▶ [EXTRACTED ENTRIES]
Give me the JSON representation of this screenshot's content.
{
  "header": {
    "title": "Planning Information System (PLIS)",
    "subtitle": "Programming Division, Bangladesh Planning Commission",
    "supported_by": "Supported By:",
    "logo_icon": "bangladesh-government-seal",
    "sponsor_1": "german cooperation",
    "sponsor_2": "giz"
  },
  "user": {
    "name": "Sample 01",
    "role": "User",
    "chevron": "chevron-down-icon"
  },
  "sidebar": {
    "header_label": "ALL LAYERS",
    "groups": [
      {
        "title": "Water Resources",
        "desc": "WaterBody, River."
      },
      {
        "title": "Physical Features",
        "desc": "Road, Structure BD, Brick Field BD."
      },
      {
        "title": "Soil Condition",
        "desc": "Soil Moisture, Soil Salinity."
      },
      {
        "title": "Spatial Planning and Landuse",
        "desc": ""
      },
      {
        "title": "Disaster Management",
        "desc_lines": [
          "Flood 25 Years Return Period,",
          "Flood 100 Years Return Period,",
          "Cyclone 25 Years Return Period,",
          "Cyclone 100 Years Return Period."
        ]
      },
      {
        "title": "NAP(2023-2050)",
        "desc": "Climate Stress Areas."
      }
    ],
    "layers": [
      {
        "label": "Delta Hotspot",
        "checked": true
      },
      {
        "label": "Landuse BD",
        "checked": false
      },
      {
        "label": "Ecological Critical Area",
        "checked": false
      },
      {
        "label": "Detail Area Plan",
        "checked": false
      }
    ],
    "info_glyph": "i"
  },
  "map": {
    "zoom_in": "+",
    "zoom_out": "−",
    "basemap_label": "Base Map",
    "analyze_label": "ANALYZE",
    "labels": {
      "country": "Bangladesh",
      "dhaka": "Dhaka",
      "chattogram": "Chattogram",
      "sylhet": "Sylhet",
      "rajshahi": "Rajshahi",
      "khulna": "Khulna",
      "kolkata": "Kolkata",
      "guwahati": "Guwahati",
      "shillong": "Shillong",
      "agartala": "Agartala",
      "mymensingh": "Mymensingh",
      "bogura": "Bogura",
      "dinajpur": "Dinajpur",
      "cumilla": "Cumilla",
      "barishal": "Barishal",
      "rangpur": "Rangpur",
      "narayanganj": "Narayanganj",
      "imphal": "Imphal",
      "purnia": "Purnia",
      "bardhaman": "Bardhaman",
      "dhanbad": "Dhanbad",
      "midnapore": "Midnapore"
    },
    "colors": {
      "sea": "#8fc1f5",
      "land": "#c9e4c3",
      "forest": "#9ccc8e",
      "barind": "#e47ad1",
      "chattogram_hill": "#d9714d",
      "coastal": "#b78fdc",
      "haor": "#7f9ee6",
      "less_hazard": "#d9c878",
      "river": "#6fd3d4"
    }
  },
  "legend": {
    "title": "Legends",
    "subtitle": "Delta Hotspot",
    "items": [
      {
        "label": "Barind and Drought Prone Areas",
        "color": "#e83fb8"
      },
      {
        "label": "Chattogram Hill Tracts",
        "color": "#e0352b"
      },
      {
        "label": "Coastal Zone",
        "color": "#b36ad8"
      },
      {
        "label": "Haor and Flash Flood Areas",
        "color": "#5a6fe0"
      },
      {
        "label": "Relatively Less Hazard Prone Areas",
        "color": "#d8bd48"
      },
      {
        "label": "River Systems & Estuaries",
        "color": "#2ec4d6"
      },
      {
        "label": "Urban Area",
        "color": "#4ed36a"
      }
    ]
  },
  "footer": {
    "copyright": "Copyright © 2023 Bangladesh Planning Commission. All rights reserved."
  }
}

▶ [GIVEN EXERCISE]
Extract every line that has the string "Years" in it.

▶ [COMPLETED EXERCISE]
          "Flood 25 Years Return Period,",
          "Flood 100 Years Return Period,",
          "Cyclone 25 Years Return Period,",
          "Cyclone 100 Years Return Period."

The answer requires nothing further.